** Instructions to follow **
Count how many lines of the material contain the string "projective", then give that number and nothing more.

** Source records **
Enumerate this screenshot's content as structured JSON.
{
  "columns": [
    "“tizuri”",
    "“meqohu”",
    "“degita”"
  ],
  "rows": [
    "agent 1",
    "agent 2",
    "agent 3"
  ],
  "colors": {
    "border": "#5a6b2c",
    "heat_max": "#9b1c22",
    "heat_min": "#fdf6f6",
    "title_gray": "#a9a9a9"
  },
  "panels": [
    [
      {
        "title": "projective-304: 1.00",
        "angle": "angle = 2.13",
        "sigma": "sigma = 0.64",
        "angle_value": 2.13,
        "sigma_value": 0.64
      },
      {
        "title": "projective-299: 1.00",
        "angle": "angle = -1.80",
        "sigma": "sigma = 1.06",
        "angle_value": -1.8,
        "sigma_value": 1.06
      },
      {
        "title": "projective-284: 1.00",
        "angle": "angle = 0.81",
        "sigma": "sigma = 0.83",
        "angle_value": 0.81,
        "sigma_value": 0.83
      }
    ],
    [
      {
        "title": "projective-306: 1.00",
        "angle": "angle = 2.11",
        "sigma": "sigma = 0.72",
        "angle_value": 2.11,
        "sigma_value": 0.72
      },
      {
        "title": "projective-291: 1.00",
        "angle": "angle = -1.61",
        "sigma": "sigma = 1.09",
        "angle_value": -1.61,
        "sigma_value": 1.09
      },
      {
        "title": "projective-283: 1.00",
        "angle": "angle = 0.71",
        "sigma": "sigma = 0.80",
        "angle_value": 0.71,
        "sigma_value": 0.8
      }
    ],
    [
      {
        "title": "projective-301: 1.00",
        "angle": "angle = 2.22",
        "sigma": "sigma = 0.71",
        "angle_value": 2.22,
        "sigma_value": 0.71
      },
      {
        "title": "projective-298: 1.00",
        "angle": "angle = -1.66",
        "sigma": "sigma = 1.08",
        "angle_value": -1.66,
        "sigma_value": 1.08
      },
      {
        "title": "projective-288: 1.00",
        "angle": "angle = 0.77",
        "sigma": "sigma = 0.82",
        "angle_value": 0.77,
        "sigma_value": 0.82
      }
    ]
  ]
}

** Full solution **
9